begin
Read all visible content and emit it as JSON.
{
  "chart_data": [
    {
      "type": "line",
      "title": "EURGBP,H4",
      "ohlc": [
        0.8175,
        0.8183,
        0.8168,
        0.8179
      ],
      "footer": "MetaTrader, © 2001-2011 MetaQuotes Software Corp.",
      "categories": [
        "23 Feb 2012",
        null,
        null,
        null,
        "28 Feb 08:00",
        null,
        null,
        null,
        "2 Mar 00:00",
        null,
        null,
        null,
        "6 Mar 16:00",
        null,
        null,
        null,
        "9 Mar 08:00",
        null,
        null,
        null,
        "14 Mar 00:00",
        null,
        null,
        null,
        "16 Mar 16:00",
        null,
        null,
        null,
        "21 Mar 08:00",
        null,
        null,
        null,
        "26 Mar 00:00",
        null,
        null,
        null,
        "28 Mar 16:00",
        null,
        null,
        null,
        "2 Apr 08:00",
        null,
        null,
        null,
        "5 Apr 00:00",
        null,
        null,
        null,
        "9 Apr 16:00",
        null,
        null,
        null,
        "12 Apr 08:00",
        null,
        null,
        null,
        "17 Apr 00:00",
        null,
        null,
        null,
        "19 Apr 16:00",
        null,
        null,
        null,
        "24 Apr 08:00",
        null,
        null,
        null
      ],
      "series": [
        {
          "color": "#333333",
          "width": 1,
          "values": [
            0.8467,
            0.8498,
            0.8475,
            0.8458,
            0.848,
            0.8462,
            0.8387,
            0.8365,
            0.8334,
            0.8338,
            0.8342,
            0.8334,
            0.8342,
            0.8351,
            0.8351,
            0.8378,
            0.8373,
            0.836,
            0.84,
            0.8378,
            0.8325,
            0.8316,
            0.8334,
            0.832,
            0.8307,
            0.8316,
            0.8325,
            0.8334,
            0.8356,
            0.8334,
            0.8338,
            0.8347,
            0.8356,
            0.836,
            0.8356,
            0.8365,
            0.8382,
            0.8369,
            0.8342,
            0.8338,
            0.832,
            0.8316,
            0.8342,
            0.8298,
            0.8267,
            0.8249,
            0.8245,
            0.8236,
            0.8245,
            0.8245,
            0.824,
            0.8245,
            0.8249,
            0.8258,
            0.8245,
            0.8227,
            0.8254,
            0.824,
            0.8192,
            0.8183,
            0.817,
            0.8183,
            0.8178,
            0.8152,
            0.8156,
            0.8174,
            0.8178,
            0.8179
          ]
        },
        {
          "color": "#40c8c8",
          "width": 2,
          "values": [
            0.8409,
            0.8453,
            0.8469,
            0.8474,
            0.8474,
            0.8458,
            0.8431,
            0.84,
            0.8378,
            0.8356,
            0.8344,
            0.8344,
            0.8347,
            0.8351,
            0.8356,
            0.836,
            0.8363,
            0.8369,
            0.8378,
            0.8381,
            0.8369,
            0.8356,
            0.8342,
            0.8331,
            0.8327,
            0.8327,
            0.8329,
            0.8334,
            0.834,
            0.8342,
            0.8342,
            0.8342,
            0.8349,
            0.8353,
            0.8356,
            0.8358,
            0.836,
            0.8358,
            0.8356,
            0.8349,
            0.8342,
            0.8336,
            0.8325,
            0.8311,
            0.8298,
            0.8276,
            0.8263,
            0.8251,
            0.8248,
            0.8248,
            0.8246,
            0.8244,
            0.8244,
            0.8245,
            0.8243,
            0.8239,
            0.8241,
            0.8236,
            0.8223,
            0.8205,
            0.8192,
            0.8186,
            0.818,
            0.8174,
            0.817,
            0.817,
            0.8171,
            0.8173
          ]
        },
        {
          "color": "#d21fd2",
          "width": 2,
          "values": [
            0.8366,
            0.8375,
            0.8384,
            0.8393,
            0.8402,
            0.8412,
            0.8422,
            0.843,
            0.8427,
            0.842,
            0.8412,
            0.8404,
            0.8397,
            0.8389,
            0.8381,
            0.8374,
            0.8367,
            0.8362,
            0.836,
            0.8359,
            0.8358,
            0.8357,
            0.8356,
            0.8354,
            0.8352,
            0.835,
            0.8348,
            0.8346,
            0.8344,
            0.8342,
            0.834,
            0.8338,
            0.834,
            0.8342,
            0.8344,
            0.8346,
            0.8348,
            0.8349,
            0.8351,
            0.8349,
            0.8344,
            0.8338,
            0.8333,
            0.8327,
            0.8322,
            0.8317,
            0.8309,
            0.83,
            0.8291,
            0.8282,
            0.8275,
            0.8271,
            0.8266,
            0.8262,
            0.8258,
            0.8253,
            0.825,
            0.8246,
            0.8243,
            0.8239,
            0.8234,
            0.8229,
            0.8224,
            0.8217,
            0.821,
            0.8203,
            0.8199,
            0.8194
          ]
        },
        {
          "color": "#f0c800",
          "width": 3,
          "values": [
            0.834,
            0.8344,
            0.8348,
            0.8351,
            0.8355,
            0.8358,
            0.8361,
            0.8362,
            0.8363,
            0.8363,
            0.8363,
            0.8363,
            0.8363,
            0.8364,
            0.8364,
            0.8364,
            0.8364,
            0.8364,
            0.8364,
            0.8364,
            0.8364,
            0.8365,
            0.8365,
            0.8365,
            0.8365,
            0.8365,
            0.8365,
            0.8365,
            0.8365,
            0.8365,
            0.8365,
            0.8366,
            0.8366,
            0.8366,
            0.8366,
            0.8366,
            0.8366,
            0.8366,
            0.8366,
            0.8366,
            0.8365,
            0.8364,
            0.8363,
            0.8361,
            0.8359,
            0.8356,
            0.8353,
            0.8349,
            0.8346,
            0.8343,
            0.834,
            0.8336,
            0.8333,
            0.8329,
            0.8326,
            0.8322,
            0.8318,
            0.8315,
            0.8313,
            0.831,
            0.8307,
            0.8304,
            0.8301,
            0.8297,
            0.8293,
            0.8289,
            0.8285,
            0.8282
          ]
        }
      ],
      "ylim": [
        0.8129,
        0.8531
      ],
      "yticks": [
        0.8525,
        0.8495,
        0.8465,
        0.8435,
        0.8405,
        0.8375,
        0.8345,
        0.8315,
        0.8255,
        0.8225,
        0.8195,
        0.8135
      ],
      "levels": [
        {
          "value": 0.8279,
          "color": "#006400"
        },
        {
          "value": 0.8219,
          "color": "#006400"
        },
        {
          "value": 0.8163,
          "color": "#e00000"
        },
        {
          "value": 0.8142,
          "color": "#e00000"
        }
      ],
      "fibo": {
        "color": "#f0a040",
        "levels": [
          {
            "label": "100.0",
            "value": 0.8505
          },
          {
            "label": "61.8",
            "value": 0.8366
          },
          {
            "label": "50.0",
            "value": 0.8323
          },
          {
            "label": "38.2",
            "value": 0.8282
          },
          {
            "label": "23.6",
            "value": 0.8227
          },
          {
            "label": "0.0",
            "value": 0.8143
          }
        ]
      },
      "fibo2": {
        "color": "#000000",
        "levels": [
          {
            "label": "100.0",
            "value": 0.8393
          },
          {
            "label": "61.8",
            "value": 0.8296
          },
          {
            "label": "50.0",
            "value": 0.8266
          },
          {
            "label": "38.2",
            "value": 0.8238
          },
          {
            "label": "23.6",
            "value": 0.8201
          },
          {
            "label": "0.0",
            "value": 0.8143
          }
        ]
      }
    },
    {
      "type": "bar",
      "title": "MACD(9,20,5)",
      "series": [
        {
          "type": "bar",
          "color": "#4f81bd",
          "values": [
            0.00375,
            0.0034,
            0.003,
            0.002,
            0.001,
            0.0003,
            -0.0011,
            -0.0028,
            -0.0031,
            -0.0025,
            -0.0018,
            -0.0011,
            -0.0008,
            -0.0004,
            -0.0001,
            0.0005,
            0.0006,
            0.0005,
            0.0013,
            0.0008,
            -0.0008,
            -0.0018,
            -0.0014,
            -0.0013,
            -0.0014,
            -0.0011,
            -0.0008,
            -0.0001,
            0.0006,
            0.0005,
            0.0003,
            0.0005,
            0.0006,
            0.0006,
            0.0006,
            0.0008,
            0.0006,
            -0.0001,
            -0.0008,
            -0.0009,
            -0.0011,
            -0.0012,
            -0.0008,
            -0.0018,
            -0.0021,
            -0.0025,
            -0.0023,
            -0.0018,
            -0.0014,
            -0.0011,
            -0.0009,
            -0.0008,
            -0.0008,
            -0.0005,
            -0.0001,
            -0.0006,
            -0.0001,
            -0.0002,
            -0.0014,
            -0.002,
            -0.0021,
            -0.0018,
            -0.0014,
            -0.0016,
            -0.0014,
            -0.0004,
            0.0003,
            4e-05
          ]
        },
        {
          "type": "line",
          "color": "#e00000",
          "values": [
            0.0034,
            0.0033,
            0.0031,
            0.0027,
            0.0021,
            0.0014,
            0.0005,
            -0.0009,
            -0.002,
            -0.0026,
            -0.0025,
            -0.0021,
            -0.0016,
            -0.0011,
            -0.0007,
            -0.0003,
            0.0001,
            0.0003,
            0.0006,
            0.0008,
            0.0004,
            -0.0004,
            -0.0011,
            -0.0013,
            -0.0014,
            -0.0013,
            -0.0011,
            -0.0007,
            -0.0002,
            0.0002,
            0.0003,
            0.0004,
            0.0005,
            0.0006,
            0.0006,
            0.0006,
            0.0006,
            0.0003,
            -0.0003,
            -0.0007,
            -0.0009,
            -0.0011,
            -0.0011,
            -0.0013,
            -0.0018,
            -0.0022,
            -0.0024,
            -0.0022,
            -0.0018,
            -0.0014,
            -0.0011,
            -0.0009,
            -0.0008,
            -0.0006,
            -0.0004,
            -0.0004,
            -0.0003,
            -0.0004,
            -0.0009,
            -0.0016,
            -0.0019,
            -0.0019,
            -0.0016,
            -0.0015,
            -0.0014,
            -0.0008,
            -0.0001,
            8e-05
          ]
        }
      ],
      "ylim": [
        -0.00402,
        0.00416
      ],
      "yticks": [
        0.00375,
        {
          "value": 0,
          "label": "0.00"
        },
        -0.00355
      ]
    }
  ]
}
end
== Problem details ==
State, as a bare number, how many lines of the listing hold the word "color".

== Task response ==
12